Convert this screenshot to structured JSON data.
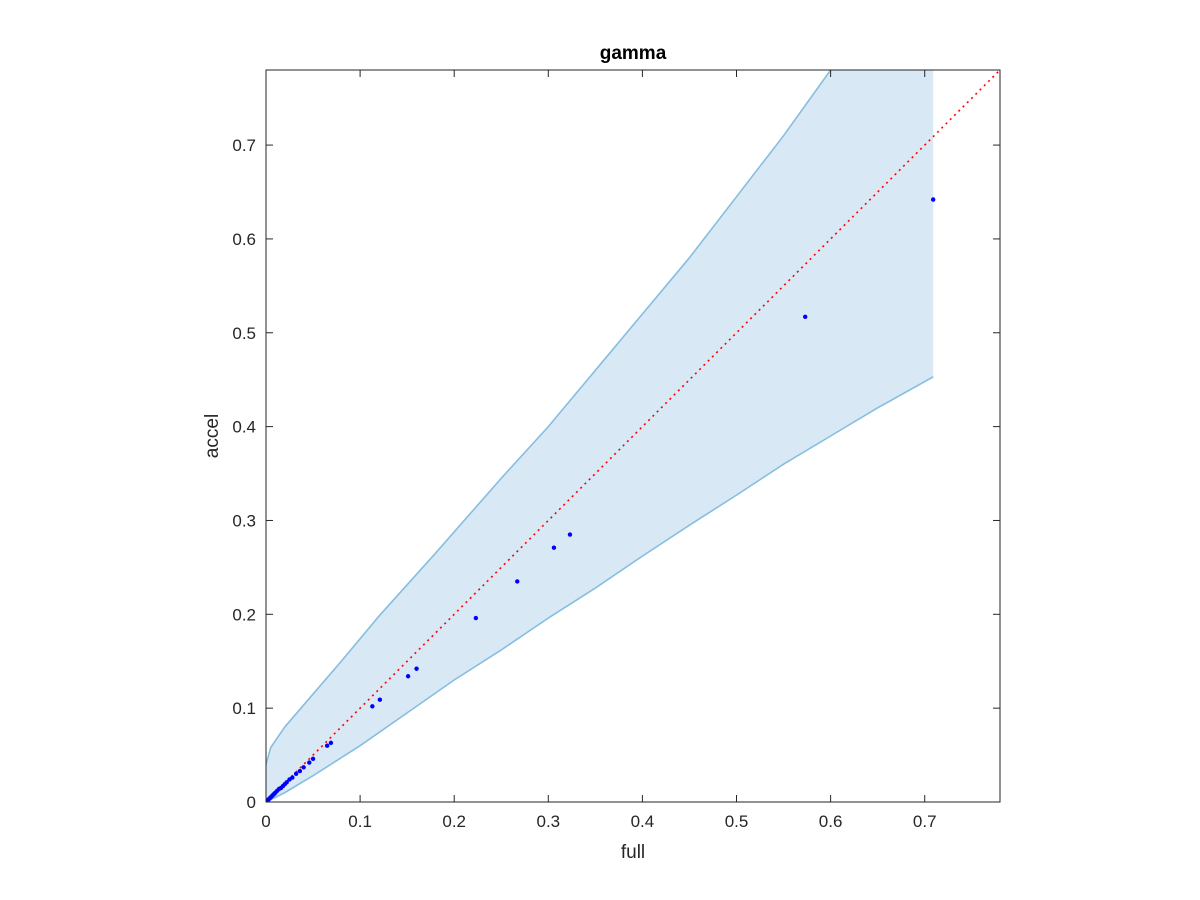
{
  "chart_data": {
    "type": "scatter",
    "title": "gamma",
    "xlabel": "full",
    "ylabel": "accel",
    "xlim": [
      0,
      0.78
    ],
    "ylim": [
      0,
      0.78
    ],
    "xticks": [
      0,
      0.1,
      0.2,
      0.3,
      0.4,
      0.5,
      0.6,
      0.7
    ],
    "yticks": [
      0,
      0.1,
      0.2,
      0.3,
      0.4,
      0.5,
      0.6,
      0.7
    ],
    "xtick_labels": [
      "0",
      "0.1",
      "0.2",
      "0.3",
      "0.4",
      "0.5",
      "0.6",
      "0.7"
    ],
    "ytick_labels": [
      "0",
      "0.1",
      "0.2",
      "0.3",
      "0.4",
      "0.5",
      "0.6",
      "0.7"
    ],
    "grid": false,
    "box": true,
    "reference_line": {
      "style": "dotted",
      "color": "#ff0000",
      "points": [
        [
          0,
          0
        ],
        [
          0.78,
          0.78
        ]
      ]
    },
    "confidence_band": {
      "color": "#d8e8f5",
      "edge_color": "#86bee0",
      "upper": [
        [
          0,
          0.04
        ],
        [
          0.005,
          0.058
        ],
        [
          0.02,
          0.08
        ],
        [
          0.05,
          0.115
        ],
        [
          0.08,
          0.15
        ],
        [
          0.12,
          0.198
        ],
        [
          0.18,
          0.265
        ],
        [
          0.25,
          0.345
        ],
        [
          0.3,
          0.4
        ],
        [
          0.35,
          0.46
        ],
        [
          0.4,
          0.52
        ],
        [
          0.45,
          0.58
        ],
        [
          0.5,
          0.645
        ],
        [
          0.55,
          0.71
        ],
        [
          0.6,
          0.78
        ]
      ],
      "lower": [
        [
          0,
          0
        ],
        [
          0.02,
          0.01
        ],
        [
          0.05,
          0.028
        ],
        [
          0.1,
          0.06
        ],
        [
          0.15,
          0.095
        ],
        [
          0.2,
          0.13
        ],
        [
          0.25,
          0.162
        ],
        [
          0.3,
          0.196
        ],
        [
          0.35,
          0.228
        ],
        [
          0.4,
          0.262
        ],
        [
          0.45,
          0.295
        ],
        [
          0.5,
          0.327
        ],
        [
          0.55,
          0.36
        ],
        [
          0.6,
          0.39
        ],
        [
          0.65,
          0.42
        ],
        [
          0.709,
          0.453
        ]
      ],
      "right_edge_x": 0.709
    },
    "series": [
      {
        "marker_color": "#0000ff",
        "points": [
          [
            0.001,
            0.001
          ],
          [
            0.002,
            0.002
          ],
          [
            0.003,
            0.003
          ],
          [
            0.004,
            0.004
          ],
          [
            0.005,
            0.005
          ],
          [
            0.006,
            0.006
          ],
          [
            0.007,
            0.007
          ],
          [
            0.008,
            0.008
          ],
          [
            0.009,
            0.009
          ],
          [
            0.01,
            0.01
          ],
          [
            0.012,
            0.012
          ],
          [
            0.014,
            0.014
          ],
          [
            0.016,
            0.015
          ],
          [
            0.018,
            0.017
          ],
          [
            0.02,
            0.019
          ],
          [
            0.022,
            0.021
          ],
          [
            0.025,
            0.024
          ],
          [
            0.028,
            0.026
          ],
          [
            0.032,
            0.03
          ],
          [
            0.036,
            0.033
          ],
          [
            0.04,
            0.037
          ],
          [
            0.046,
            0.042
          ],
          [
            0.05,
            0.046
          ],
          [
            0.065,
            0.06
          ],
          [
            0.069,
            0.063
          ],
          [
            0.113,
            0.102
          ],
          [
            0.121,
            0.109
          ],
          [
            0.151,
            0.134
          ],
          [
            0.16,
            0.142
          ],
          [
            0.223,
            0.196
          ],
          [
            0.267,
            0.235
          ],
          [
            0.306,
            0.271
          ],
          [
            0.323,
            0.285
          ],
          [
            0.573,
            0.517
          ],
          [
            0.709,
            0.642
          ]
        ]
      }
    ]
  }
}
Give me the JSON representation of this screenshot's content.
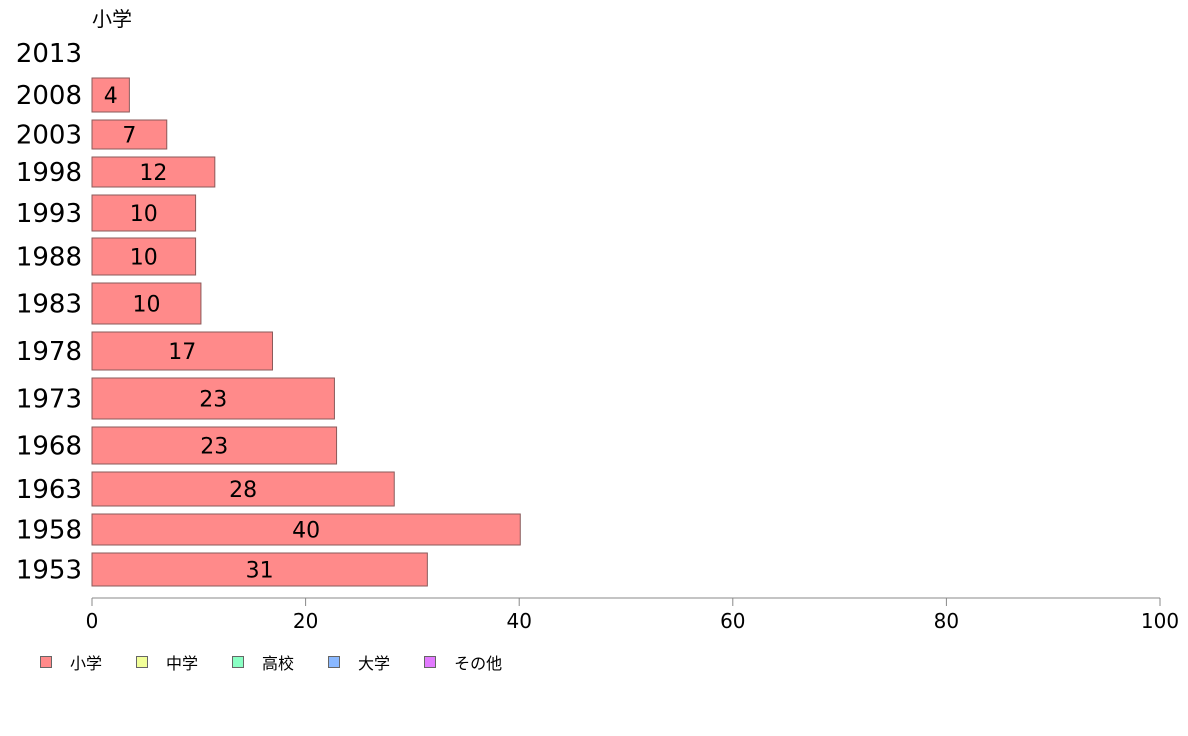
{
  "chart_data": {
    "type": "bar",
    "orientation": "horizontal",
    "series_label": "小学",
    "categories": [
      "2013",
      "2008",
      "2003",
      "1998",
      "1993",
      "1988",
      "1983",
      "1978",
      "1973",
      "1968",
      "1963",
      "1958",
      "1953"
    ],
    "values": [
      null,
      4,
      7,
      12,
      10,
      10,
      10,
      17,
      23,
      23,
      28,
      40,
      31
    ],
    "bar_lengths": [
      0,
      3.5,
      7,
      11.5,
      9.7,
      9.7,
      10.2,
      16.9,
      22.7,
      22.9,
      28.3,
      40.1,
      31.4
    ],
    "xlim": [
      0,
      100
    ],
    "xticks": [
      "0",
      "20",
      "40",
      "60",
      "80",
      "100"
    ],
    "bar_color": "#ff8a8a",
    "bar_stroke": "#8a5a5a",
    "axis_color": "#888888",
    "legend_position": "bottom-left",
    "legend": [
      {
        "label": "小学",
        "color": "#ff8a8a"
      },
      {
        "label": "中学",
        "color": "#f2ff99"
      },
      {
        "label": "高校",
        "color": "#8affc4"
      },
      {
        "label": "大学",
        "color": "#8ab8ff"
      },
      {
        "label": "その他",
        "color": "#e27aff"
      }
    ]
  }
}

**Task requirements:** Go through the entries and return each line where the word "this" appears.

**Exercise result:**
Convert this screenshot to structured JSON data.
Give me the JSON representation of this screenshot's content.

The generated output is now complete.